> _DOCUMENT EXCERPT_:
-------

Most networking problems present themselves early during an installation. If your
containers appear to start and die quickly or Replicated won’t successfully start your
app but instead shows a message like this on the dashboard:
it’s very possibly a networking problem. This is one of the easiest things to troubleshoot
and resolve, once you have some tools ready.
Basic Troubleshooting
Support Bundle
As always, the first place to start is by requesting a support bundle and examining it. You’ll
want to look at the docker stdout/stderr for your containers, and see if you are having a
communication problem between them. For example, if postgres is part of your stack, you
might find a message like this in your api container:
psql: could not connect to server: Connection refused Is the server running on host host.domain.com and accepting TCP/IP connections on port 5432?
But it’s weird, because you see postgres running. The container is there. You can even see port 5432
listening in the netstat
output of the host in the support bundle. Why can’t this other container
establish a connection?
iptables
It’s almost always iptables.
Ad-hoc commands to confirm it’s iptables
On one recent troubleshooting session, the customer didn’t know if iptables might be causing the
problem. So we decided to test connectivity on docker0. It went something like this:
Customer: The app won’t start. It says “Error waiting for ports to enter listening state”.
Vendor: Can you send us a support bundle?
[pause for time to examine support bundle]
Vendor: Ok, I see that our rails app can’t connect to our MongoDB container. What’s the ip address of the docker0 interface on this server?
Customer: echo $(ip addr | grep docker0 -A5 | grep "inet " | head -n1 | cut -d “” -f3,2 | awk ‘{ print $2}’ | cut -d “/” -f1,1) says it’s 172.17.0.5.

-------

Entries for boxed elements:
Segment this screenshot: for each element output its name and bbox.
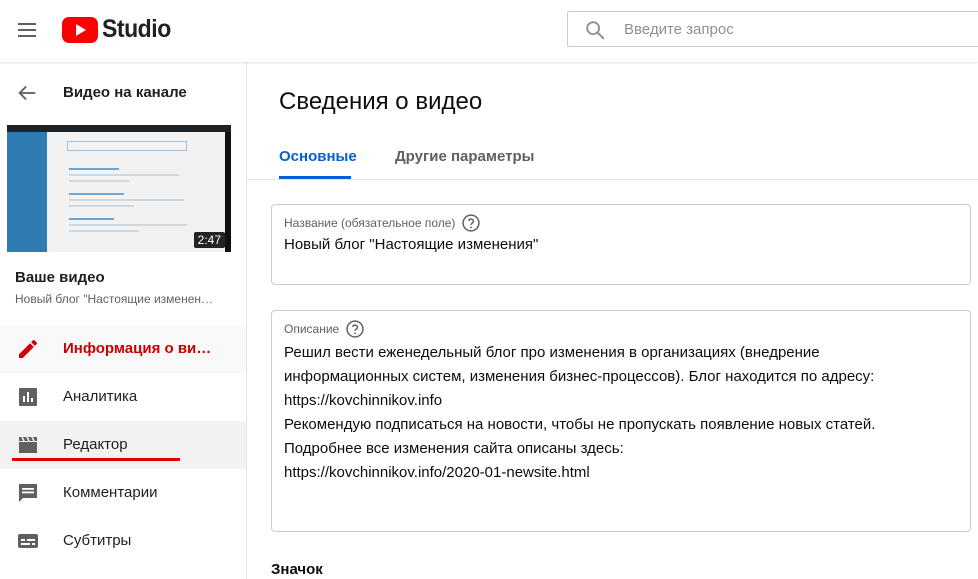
description-line: Решил вести еженедельный блог про измене… <box>284 344 820 361</box>
description-textarea[interactable]: Решил вести еженедельный блог про измене… <box>284 341 875 485</box>
sidebar-item-label: Комментарии <box>63 484 158 501</box>
thumbnail-line <box>69 218 114 220</box>
sidebar-item-label: Аналитика <box>63 388 138 405</box>
title-field-label-row: Название (обязательное поле) <box>284 213 481 233</box>
title-field-label: Название (обязательное поле) <box>284 216 456 230</box>
thumbnail-line <box>69 168 119 170</box>
youtube-studio-logo[interactable]: Studio <box>62 15 177 44</box>
thumbnail-line <box>69 180 129 182</box>
thumbnail-line <box>69 199 184 201</box>
subtitles-icon <box>18 534 38 548</box>
sidebar-item-editor[interactable]: Редактор <box>0 421 246 469</box>
sidebar-item-label: Информация о ви… <box>63 340 212 357</box>
description-line: Подробнее все изменения сайта описаны зд… <box>284 440 624 457</box>
hamburger-menu-icon[interactable] <box>14 17 40 43</box>
top-bar: Studio <box>0 0 978 62</box>
clapperboard-icon <box>19 436 37 453</box>
thumbnail-line <box>69 205 134 207</box>
sidebar-item-subtitles[interactable]: Субтитры <box>0 517 246 565</box>
thumbnail-line <box>69 224 187 226</box>
video-duration-badge: 2:47 <box>193 232 225 248</box>
sidebar-item-label: Редактор <box>63 436 128 453</box>
page-title: Сведения о видео <box>279 88 483 115</box>
description-line: информационных систем, изменения бизнес-… <box>284 368 875 385</box>
thumbnail-section-heading: Значок <box>271 561 323 578</box>
sidebar: Видео на канале 2:47 Ваше видео Новый бл… <box>0 62 247 579</box>
title-field[interactable]: Название (обязательное поле) Новый блог … <box>271 204 971 285</box>
help-icon[interactable] <box>345 319 365 339</box>
thumbnail-heading-box <box>67 141 187 151</box>
thumbnail-browser-bar <box>7 125 231 132</box>
comment-icon <box>19 484 37 502</box>
title-input[interactable]: Новый блог "Настоящие изменения" <box>284 236 538 253</box>
editor-highlight-underline <box>12 458 180 461</box>
sidebar-nav: Информация о ви… Аналитика Редактор Комм… <box>0 325 246 565</box>
description-field-label: Описание <box>284 322 340 336</box>
video-title-subtitle: Новый блог "Настоящие изменен… <box>15 292 214 306</box>
youtube-play-icon <box>62 16 98 43</box>
arrow-back-icon[interactable] <box>16 82 38 104</box>
description-field-label-row: Описание <box>284 319 365 339</box>
logo-text: Studio <box>102 15 171 43</box>
tab-other-settings[interactable]: Другие параметры <box>395 148 534 165</box>
search-icon[interactable] <box>584 19 606 41</box>
search-box[interactable] <box>567 11 978 47</box>
thumbnail-sidebar <box>7 132 47 252</box>
tab-basic[interactable]: Основные <box>279 148 357 165</box>
thumbnail-line <box>69 174 179 176</box>
active-tab-indicator <box>279 176 351 179</box>
video-thumbnail[interactable]: 2:47 <box>7 125 231 252</box>
sidebar-item-label: Субтитры <box>63 532 132 549</box>
your-video-label: Ваше видео <box>15 269 105 286</box>
analytics-icon <box>19 388 37 406</box>
back-to-channel-videos[interactable]: Видео на канале <box>0 74 246 112</box>
back-label: Видео на канале <box>63 84 187 101</box>
tab-bar: Основные Другие параметры <box>247 142 978 180</box>
sidebar-item-details[interactable]: Информация о ви… <box>0 325 246 373</box>
search-input[interactable] <box>624 12 964 46</box>
thumbnail-scrollbar <box>225 132 231 252</box>
sidebar-item-analytics[interactable]: Аналитика <box>0 373 246 421</box>
help-icon[interactable] <box>461 213 481 233</box>
sidebar-item-comments[interactable]: Комментарии <box>0 469 246 517</box>
description-line: https://kovchinnikov.info <box>284 392 443 409</box>
description-field[interactable]: Описание Решил вести еженедельный блог п… <box>271 310 971 532</box>
thumbnail-line <box>69 193 124 195</box>
description-line: https://kovchinnikov.info/2020-01-newsit… <box>284 464 590 481</box>
pencil-icon <box>19 339 38 358</box>
thumbnail-line <box>69 230 139 232</box>
main-content: Сведения о видео Основные Другие парамет… <box>247 62 978 579</box>
description-line: Рекомендую подписаться на новости, чтобы… <box>284 416 876 433</box>
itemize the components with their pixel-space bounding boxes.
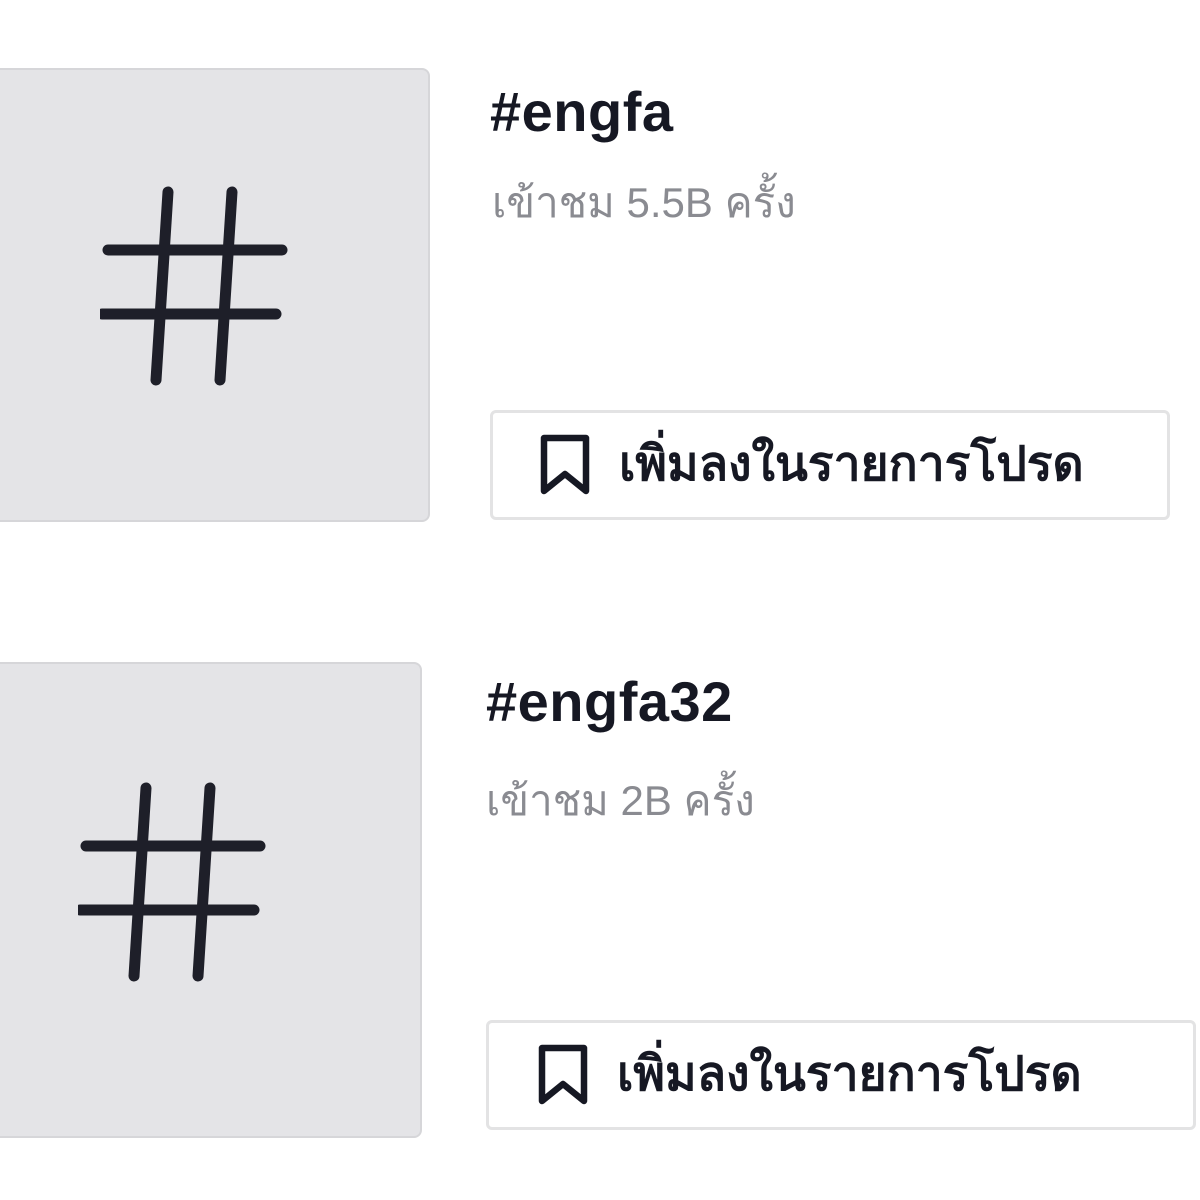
bookmark-icon bbox=[538, 1044, 588, 1105]
hashtag-title[interactable]: #engfa bbox=[490, 84, 674, 140]
hashtag-title[interactable]: #engfa32 bbox=[486, 674, 733, 730]
hashtag-view-count: เข้าชม 2B ครั้ง bbox=[486, 777, 755, 824]
add-to-favorites-label: เพิ่มลงในรายการโปรด bbox=[619, 438, 1084, 491]
add-to-favorites-button[interactable]: เพิ่มลงในรายการโปรด bbox=[486, 1020, 1196, 1130]
hashtag-result-item[interactable]: #engfa32 เข้าชม 2B ครั้ง เพิ่มลงในรายการ… bbox=[0, 662, 1200, 1142]
hashtag-result-item[interactable]: #engfa เข้าชม 5.5B ครั้ง เพิ่มลงในรายการ… bbox=[0, 68, 1200, 548]
hashtag-thumbnail[interactable] bbox=[0, 68, 430, 522]
hashtag-icon bbox=[100, 186, 288, 386]
bookmark-icon bbox=[540, 434, 590, 495]
hashtag-icon bbox=[78, 782, 266, 982]
hashtag-thumbnail[interactable] bbox=[0, 662, 422, 1138]
add-to-favorites-button[interactable]: เพิ่มลงในรายการโปรด bbox=[490, 410, 1170, 520]
add-to-favorites-label: เพิ่มลงในรายการโปรด bbox=[617, 1048, 1082, 1101]
hashtag-view-count: เข้าชม 5.5B ครั้ง bbox=[492, 179, 796, 226]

-------

> _EXERCISE REQUIREMENTS_:
A) For each statement below, state whether it agrees with the text on troubleshooting container networking, answering yes or no and quoting the deciding words of the text. (i) Networking problems usually appear only after an installation has been running for some time. (ii) Requesting and examining a support bundle is the first step. (iii) The cause is almost always iptables.
B) Pick up the text on troubleshooting container networking from its final sentence and continue it.

> _OUTPUTS FOR THE TASKS_:
A)
(i) No: "Most networking problems present themselves early during an installation."
(ii) Yes: "the first place to start is by requesting a support bundle and examining it."
(iii) Yes: "It’s almost always iptables."

B)
Vendor: Uh, great? Can you try telnet 172.17.0.5 27017?
Customer: It connects. MongoDB is definitely listening.
Vendor: Ok, can you try to connect from inside a container too? Run docker run -it ubuntu /bin/bash and you’ll get a # prompt. Run the same telnet command in there.
Customer: It cannot connect from there. Ah. Let me edit my iptables ruleset.
Now the customer has a very simple, reproducible environment that doesn’t have the complexity of your
config files and envvars and everything else. They can simply change iptables and run the failing telnet
command until iptables is allowing the traffic.
Keep it updated
This problem will creep back up any time a new port is opened, or a new cache/database is used, or any
architecture change is deployed. The final step is to make sure you have a process to keep this
documentation current.
One idea we really like is to test your Replicated deployments on a server with iptables enabled. When
you add a new component or connection, it will fail until you edit the iptables configuration. This
will remind you to keep your docs updated and communicate the new port to your customers.